WHAT YOU WILL DO: Transcribe all of the records precisely as they are presented.

Extracted data entries
┏━━

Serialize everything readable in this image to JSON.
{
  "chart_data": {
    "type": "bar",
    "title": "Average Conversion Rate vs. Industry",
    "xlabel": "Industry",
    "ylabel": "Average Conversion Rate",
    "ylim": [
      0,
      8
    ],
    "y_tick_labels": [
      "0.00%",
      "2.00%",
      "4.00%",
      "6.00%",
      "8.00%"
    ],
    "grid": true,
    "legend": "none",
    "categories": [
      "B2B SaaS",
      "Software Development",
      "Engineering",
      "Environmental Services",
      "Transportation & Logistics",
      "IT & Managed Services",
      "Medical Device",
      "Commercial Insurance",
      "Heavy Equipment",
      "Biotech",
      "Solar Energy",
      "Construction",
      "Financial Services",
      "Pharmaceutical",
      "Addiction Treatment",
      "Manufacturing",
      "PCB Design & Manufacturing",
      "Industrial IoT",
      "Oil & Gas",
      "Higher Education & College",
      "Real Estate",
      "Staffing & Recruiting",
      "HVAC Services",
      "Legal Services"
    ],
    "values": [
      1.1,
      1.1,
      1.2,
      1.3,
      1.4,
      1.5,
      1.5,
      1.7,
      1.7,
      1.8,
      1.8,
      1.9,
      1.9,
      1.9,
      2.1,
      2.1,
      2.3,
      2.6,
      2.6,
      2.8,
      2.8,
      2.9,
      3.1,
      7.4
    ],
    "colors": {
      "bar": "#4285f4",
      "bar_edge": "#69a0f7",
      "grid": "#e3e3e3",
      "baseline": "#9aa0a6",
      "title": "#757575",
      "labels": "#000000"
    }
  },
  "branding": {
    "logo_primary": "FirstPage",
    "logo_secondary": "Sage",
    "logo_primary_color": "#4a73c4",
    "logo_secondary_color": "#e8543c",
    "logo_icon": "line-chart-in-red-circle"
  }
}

┗━━

FINISHED ANSWER:
Serialize everything readable in this image to JSON.
{
  "chart_data": {
    "type": "bar",
    "title": "Average Conversion Rate vs. Industry",
    "xlabel": "Industry",
    "ylabel": "Average Conversion Rate",
    "ylim": [
      0,
      8
    ],
    "y_tick_labels": [
      "0.00%",
      "2.00%",
      "4.00%",
      "6.00%",
      "8.00%"
    ],
    "grid": true,
    "legend": "none",
    "categories": [
      "B2B SaaS",
      "Software Development",
      "Engineering",
      "Environmental Services",
      "Transportation & Logistics",
      "IT & Managed Services",
      "Medical Device",
      "Commercial Insurance",
      "Heavy Equipment",
      "Biotech",
      "Solar Energy",
      "Construction",
      "Financial Services",
      "Pharmaceutical",
      "Addiction Treatment",
      "Manufacturing",
      "PCB Design & Manufacturing",
      "Industrial IoT",
      "Oil & Gas",
      "Higher Education & College",
      "Real Estate",
      "Staffing & Recruiting",
      "HVAC Services",
      "Legal Services"
    ],
    "values": [
      1.1,
      1.1,
      1.2,
      1.3,
      1.4,
      1.5,
      1.5,
      1.7,
      1.7,
      1.8,
      1.8,
      1.9,
      1.9,
      1.9,
      2.1,
      2.1,
      2.3,
      2.6,
      2.6,
      2.8,
      2.8,
      2.9,
      3.1,
      7.4
    ],
    "colors": {
      "bar": "#4285f4",
      "bar_edge": "#69a0f7",
      "grid": "#e3e3e3",
      "baseline": "#9aa0a6",
      "title": "#757575",
      "labels": "#000000"
    }
  },
  "branding": {
    "logo_primary": "FirstPage",
    "logo_secondary": "Sage",
    "logo_primary_color": "#4a73c4",
    "logo_secondary_color": "#e8543c",
    "logo_icon": "line-chart-in-red-circle"
  }
}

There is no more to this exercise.